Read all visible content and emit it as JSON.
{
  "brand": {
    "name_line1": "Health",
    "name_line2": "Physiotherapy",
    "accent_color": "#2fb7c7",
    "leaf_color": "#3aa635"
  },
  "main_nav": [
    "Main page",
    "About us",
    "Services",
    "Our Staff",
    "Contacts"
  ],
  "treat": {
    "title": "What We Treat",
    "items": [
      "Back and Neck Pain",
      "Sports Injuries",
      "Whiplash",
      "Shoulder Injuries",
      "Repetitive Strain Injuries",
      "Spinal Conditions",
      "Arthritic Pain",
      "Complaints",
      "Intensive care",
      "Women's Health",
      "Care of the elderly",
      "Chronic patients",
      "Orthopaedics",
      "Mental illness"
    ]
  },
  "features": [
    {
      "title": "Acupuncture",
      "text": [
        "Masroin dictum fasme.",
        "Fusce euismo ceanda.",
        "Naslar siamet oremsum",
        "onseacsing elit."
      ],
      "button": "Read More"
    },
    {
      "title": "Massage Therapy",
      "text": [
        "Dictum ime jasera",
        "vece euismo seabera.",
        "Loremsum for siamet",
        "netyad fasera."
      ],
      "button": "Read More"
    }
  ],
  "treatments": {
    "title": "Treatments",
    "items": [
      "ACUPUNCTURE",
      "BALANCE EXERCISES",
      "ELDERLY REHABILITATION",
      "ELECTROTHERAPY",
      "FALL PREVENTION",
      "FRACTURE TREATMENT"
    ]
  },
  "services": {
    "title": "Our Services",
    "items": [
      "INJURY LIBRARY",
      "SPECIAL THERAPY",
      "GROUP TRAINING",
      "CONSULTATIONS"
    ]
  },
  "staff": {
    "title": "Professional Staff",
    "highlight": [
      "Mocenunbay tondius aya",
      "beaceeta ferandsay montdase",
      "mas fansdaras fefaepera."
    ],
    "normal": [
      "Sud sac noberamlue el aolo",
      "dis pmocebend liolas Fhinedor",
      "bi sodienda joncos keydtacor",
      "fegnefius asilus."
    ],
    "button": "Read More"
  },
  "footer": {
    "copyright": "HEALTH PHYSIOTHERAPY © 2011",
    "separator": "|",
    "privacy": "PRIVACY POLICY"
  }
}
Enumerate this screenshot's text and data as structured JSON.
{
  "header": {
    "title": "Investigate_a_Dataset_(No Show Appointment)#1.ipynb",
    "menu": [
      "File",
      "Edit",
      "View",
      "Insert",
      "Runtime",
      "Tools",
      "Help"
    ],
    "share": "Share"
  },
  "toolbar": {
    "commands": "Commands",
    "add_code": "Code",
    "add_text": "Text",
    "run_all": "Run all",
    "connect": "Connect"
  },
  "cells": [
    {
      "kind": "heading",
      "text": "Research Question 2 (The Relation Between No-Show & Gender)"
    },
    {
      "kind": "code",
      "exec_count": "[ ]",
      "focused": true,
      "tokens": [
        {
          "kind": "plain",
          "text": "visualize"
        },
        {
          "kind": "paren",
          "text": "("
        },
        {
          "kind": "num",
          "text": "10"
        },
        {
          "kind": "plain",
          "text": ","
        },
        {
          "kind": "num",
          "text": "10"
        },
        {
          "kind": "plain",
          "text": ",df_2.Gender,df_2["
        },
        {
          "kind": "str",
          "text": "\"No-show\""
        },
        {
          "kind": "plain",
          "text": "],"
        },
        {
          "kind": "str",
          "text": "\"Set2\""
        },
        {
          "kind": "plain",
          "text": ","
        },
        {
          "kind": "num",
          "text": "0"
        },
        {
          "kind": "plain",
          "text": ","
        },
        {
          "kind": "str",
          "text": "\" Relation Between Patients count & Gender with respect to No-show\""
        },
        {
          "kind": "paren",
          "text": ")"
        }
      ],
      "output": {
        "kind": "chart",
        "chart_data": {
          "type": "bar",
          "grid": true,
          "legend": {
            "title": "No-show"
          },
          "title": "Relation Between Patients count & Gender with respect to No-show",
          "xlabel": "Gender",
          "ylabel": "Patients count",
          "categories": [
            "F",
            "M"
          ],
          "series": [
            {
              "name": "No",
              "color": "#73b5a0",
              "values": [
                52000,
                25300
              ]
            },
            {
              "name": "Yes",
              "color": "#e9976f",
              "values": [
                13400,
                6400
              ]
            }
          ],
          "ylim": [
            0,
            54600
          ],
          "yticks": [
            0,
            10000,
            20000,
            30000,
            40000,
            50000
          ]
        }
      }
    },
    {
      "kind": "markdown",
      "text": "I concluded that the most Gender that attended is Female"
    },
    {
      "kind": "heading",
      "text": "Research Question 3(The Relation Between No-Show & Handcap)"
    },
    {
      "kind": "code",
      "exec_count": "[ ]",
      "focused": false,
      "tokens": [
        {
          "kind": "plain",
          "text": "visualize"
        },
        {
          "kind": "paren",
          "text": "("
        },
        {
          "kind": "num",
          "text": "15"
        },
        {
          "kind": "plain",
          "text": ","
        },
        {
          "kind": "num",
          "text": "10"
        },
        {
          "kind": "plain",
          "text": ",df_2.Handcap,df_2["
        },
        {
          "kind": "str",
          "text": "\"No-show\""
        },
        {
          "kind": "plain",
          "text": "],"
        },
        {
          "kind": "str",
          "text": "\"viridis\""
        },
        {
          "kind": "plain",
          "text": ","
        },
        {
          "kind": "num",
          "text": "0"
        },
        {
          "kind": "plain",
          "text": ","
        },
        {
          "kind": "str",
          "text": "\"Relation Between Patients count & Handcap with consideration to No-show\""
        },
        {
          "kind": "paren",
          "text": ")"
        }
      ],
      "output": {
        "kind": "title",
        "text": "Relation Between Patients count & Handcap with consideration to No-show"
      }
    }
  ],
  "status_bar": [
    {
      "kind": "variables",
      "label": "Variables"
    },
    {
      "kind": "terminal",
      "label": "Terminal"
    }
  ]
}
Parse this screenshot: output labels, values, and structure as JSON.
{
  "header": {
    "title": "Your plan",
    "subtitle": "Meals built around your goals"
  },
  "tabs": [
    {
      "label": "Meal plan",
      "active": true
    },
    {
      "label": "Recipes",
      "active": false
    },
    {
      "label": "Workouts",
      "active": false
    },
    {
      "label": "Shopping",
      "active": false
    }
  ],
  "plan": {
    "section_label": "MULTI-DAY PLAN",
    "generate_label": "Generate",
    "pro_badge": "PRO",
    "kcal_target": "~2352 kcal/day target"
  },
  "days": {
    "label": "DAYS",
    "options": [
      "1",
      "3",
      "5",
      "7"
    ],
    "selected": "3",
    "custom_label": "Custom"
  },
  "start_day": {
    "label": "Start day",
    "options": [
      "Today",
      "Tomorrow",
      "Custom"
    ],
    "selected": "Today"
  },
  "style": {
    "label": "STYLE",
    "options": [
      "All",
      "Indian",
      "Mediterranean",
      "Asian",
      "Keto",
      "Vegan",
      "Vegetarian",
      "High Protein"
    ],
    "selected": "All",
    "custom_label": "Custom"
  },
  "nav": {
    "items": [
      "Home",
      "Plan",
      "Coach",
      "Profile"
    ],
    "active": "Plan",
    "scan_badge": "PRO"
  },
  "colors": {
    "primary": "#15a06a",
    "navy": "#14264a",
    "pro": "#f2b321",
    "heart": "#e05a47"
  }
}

========================================================================

## Task item
What you return must match the listing exactly, with nothing missing.

## Answer to this problem
Read all visible content and emit it as JSON.
{
  "brand": {
    "name_line1": "Health",
    "name_line2": "Physiotherapy",
    "accent_color": "#2fb7c7",
    "leaf_color": "#3aa635"
  },
  "main_nav": [
    "Main page",
    "About us",
    "Services",
    "Our Staff",
    "Contacts"
  ],
  "treat": {
    "title": "What We Treat",
    "items": [
      "Back and Neck Pain",
      "Sports Injuries",
      "Whiplash",
      "Shoulder Injuries",
      "Repetitive Strain Injuries",
      "Spinal Conditions",
      "Arthritic Pain",
      "Complaints",
      "Intensive care",
      "Women's Health",
      "Care of the elderly",
      "Chronic patients",
      "Orthopaedics",
      "Mental illness"
    ]
  },
  "features": [
    {
      "title": "Acupuncture",
      "text": [
        "Masroin dictum fasme.",
        "Fusce euismo ceanda.",
        "Naslar siamet oremsum",
        "onseacsing elit."
      ],
      "button": "Read More"
    },
    {
      "title": "Massage Therapy",
      "text": [
        "Dictum ime jasera",
        "vece euismo seabera.",
        "Loremsum for siamet",
        "netyad fasera."
      ],
      "button": "Read More"
    }
  ],
  "treatments": {
    "title": "Treatments",
    "items": [
      "ACUPUNCTURE",
      "BALANCE EXERCISES",
      "ELDERLY REHABILITATION",
      "ELECTROTHERAPY",
      "FALL PREVENTION",
      "FRACTURE TREATMENT"
    ]
  },
  "services": {
    "title": "Our Services",
    "items": [
      "INJURY LIBRARY",
      "SPECIAL THERAPY",
      "GROUP TRAINING",
      "CONSULTATIONS"
    ]
  },
  "staff": {
    "title": "Professional Staff",
    "highlight": [
      "Mocenunbay tondius aya",
      "beaceeta ferandsay montdase",
      "mas fansdaras fefaepera."
    ],
    "normal": [
      "Sud sac noberamlue el aolo",
      "dis pmocebend liolas Fhinedor",
      "bi sodienda joncos keydtacor",
      "fegnefius asilus."
    ],
    "button": "Read More"
  },
  "footer": {
    "copyright": "HEALTH PHYSIOTHERAPY © 2011",
    "separator": "|",
    "privacy": "PRIVACY POLICY"
  }
}
Enumerate this screenshot's text and data as structured JSON.
{
  "header": {
    "title": "Investigate_a_Dataset_(No Show Appointment)#1.ipynb",
    "menu": [
      "File",
      "Edit",
      "View",
      "Insert",
      "Runtime",
      "Tools",
      "Help"
    ],
    "share": "Share"
  },
  "toolbar": {
    "commands": "Commands",
    "add_code": "Code",
    "add_text": "Text",
    "run_all": "Run all",
    "connect": "Connect"
  },
  "cells": [
    {
      "kind": "heading",
      "text": "Research Question 2 (The Relation Between No-Show & Gender)"
    },
    {
      "kind": "code",
      "exec_count": "[ ]",
      "focused": true,
      "tokens": [
        {
          "kind": "plain",
          "text": "visualize"
        },
        {
          "kind": "paren",
          "text": "("
        },
        {
          "kind": "num",
          "text": "10"
        },
        {
          "kind": "plain",
          "text": ","
        },
        {
          "kind": "num",
          "text": "10"
        },
        {
          "kind": "plain",
          "text": ",df_2.Gender,df_2["
        },
        {
          "kind": "str",
          "text": "\"No-show\""
        },
        {
          "kind": "plain",
          "text": "],"
        },
        {
          "kind": "str",
          "text": "\"Set2\""
        },
        {
          "kind": "plain",
          "text": ","
        },
        {
          "kind": "num",
          "text": "0"
        },
        {
          "kind": "plain",
          "text": ","
        },
        {
          "kind": "str",
          "text": "\" Relation Between Patients count & Gender with respect to No-show\""
        },
        {
          "kind": "paren",
          "text": ")"
        }
      ],
      "output": {
        "kind": "chart",
        "chart_data": {
          "type": "bar",
          "grid": true,
          "legend": {
            "title": "No-show"
          },
          "title": "Relation Between Patients count & Gender with respect to No-show",
          "xlabel": "Gender",
          "ylabel": "Patients count",
          "categories": [
            "F",
            "M"
          ],
          "series": [
            {
              "name": "No",
              "color": "#73b5a0",
              "values": [
                52000,
                25300
              ]
            },
            {
              "name": "Yes",
              "color": "#e9976f",
              "values": [
                13400,
                6400
              ]
            }
          ],
          "ylim": [
            0,
            54600
          ],
          "yticks": [
            0,
            10000,
            20000,
            30000,
            40000,
            50000
          ]
        }
      }
    },
    {
      "kind": "markdown",
      "text": "I concluded that the most Gender that attended is Female"
    },
    {
      "kind": "heading",
      "text": "Research Question 3(The Relation Between No-Show & Handcap)"
    },
    {
      "kind": "code",
      "exec_count": "[ ]",
      "focused": false,
      "tokens": [
        {
          "kind": "plain",
          "text": "visualize"
        },
        {
          "kind": "paren",
          "text": "("
        },
        {
          "kind": "num",
          "text": "15"
        },
        {
          "kind": "plain",
          "text": ","
        },
        {
          "kind": "num",
          "text": "10"
        },
        {
          "kind": "plain",
          "text": ",df_2.Handcap,df_2["
        },
        {
          "kind": "str",
          "text": "\"No-show\""
        },
        {
          "kind": "plain",
          "text": "],"
        },
        {
          "kind": "str",
          "text": "\"viridis\""
        },
        {
          "kind": "plain",
          "text": ","
        },
        {
          "kind": "num",
          "text": "0"
        },
        {
          "kind": "plain",
          "text": ","
        },
        {
          "kind": "str",
          "text": "\"Relation Between Patients count & Handcap with consideration to No-show\""
        },
        {
          "kind": "paren",
          "text": ")"
        }
      ],
      "output": {
        "kind": "title",
        "text": "Relation Between Patients count & Handcap with consideration to No-show"
      }
    }
  ],
  "status_bar": [
    {
      "kind": "variables",
      "label": "Variables"
    },
    {
      "kind": "terminal",
      "label": "Terminal"
    }
  ]
}
Parse this screenshot: output labels, values, and structure as JSON.
{
  "header": {
    "title": "Your plan",
    "subtitle": "Meals built around your goals"
  },
  "tabs": [
    {
      "label": "Meal plan",
      "active": true
    },
    {
      "label": "Recipes",
      "active": false
    },
    {
      "label": "Workouts",
      "active": false
    },
    {
      "label": "Shopping",
      "active": false
    }
  ],
  "plan": {
    "section_label": "MULTI-DAY PLAN",
    "generate_label": "Generate",
    "pro_badge": "PRO",
    "kcal_target": "~2352 kcal/day target"
  },
  "days": {
    "label": "DAYS",
    "options": [
      "1",
      "3",
      "5",
      "7"
    ],
    "selected": "3",
    "custom_label": "Custom"
  },
  "start_day": {
    "label": "Start day",
    "options": [
      "Today",
      "Tomorrow",
      "Custom"
    ],
    "selected": "Today"
  },
  "style": {
    "label": "STYLE",
    "options": [
      "All",
      "Indian",
      "Mediterranean",
      "Asian",
      "Keto",
      "Vegan",
      "Vegetarian",
      "High Protein"
    ],
    "selected": "All",
    "custom_label": "Custom"
  },
  "nav": {
    "items": [
      "Home",
      "Plan",
      "Coach",
      "Profile"
    ],
    "active": "Plan",
    "scan_badge": "PRO"
  },
  "colors": {
    "primary": "#15a06a",
    "navy": "#14264a",
    "pro": "#f2b321",
    "heart": "#e05a47"
  }
}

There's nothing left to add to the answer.